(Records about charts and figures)
## BEGIN
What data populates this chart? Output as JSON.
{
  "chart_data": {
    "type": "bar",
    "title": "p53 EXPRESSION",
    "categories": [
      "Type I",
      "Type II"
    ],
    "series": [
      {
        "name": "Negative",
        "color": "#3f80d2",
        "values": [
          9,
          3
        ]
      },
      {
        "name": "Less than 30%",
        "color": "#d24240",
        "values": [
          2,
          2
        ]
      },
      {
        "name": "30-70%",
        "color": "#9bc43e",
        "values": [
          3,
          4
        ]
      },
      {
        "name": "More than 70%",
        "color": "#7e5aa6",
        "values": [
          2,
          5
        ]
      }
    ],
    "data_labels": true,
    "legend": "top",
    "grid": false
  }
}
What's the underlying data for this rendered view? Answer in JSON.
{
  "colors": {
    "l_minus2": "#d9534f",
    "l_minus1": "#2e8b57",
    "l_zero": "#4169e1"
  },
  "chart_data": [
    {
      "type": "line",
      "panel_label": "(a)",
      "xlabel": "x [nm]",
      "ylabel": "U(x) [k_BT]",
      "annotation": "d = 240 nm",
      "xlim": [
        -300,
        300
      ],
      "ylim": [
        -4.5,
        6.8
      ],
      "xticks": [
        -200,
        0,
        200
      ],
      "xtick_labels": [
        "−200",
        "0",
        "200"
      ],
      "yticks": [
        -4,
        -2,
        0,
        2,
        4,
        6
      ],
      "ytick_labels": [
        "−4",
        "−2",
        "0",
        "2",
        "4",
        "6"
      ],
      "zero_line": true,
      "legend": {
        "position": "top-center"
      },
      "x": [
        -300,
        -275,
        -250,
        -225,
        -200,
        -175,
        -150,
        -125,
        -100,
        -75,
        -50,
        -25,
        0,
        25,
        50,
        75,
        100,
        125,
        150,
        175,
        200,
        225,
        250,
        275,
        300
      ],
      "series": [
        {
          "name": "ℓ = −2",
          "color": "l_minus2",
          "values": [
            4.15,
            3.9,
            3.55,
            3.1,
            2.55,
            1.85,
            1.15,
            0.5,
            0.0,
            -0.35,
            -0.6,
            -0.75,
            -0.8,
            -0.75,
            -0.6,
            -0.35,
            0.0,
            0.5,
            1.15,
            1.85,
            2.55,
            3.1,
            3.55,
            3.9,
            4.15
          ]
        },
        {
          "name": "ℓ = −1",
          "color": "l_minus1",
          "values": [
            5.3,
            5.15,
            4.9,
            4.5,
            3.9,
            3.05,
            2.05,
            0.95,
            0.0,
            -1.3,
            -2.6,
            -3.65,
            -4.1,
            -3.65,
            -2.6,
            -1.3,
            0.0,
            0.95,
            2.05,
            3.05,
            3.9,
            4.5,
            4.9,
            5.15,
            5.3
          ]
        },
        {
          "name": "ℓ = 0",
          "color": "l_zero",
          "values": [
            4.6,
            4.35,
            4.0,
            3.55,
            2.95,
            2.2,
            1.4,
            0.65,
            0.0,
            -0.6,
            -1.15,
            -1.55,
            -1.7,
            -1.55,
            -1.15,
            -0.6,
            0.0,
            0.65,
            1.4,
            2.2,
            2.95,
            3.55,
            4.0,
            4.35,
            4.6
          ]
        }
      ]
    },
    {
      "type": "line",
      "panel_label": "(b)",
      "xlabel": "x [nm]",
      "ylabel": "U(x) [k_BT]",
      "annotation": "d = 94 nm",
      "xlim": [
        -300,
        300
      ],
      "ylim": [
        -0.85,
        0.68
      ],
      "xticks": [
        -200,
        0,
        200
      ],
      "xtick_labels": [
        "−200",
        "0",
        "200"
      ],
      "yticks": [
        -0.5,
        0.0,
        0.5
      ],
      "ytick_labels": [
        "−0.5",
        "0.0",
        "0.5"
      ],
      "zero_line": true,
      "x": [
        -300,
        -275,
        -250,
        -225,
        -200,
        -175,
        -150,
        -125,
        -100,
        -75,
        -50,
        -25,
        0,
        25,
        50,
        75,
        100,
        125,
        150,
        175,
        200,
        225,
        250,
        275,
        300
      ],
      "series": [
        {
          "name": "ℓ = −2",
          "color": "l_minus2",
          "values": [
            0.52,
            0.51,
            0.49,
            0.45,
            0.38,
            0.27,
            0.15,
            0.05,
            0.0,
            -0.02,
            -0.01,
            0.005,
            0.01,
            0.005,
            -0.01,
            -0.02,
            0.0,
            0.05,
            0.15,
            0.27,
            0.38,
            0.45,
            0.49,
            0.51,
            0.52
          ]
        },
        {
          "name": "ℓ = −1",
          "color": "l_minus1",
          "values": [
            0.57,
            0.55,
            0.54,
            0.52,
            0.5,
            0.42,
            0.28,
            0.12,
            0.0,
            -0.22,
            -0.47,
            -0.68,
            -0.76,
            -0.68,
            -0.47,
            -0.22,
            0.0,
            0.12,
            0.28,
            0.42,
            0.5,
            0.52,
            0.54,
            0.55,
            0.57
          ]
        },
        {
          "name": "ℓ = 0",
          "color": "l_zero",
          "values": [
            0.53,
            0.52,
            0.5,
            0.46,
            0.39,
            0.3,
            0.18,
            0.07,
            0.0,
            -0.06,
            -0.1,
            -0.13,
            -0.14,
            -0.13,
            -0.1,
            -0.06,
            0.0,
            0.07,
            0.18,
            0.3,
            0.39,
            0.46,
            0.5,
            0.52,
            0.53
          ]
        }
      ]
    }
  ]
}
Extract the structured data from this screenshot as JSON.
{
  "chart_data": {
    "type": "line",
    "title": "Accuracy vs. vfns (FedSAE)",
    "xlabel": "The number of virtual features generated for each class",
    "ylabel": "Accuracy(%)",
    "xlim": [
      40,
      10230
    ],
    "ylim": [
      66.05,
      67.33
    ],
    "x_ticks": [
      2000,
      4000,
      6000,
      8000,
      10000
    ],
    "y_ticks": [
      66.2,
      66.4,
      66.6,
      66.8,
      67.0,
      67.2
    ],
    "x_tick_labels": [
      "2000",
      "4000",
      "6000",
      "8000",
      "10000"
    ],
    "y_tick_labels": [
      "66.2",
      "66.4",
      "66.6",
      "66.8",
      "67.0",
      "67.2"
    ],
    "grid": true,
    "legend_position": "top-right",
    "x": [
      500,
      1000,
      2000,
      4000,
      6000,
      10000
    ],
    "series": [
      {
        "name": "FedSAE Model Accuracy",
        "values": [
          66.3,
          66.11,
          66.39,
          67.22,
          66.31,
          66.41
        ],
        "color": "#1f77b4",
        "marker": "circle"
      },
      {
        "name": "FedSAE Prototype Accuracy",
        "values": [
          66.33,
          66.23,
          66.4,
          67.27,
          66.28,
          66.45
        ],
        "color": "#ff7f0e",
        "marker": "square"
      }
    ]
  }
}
## END
WHAT IS BEING ASKED
Return the lines of the records that include the string "FedSAE".

THE ANSWER
    "title": "Accuracy vs. vfns (FedSAE)",
        "name": "FedSAE Model Accuracy",
        "name": "FedSAE Prototype Accuracy",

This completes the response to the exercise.